**Problem requirements**: Your task is to write out the complete listing exactly as it is shown.

---- Provided material

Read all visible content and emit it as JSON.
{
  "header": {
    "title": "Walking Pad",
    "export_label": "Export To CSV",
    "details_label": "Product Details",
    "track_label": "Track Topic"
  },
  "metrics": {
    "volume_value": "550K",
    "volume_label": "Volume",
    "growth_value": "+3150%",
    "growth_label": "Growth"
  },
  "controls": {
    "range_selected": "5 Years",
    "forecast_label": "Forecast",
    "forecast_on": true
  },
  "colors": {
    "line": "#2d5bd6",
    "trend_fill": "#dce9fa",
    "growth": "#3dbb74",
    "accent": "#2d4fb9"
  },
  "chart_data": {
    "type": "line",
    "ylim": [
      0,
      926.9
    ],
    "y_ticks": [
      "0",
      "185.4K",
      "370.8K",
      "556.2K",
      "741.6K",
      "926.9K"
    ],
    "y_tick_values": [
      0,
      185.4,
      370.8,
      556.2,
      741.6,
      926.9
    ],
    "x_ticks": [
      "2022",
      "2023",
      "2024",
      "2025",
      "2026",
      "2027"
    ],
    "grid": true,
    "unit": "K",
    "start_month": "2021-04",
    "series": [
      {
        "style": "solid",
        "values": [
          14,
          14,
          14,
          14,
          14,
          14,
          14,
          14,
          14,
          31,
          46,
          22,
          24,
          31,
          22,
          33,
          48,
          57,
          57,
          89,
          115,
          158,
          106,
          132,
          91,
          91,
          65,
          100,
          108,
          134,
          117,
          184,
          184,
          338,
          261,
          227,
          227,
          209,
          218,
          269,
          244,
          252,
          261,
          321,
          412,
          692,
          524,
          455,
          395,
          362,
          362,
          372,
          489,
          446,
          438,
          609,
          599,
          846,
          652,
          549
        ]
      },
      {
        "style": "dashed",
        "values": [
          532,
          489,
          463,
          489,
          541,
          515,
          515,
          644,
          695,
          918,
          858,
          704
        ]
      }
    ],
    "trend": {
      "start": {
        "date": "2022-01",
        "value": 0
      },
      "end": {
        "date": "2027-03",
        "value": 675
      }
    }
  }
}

--------

**Answer to the task**:
Read all visible content and emit it as JSON.
{
  "header": {
    "title": "Walking Pad",
    "export_label": "Export To CSV",
    "details_label": "Product Details",
    "track_label": "Track Topic"
  },
  "metrics": {
    "volume_value": "550K",
    "volume_label": "Volume",
    "growth_value": "+3150%",
    "growth_label": "Growth"
  },
  "controls": {
    "range_selected": "5 Years",
    "forecast_label": "Forecast",
    "forecast_on": true
  },
  "colors": {
    "line": "#2d5bd6",
    "trend_fill": "#dce9fa",
    "growth": "#3dbb74",
    "accent": "#2d4fb9"
  },
  "chart_data": {
    "type": "line",
    "ylim": [
      0,
      926.9
    ],
    "y_ticks": [
      "0",
      "185.4K",
      "370.8K",
      "556.2K",
      "741.6K",
      "926.9K"
    ],
    "y_tick_values": [
      0,
      185.4,
      370.8,
      556.2,
      741.6,
      926.9
    ],
    "x_ticks": [
      "2022",
      "2023",
      "2024",
      "2025",
      "2026",
      "2027"
    ],
    "grid": true,
    "unit": "K",
    "start_month": "2021-04",
    "series": [
      {
        "style": "solid",
        "values": [
          14,
          14,
          14,
          14,
          14,
          14,
          14,
          14,
          14,
          31,
          46,
          22,
          24,
          31,
          22,
          33,
          48,
          57,
          57,
          89,
          115,
          158,
          106,
          132,
          91,
          91,
          65,
          100,
          108,
          134,
          117,
          184,
          184,
          338,
          261,
          227,
          227,
          209,
          218,
          269,
          244,
          252,
          261,
          321,
          412,
          692,
          524,
          455,
          395,
          362,
          362,
          372,
          489,
          446,
          438,
          609,
          599,
          846,
          652,
          549
        ]
      },
      {
        "style": "dashed",
        "values": [
          532,
          489,
          463,
          489,
          541,
          515,
          515,
          644,
          695,
          918,
          858,
          704
        ]
      }
    ],
    "trend": {
      "start": {
        "date": "2022-01",
        "value": 0
      },
      "end": {
        "date": "2027-03",
        "value": 675
      }
    }
  }
}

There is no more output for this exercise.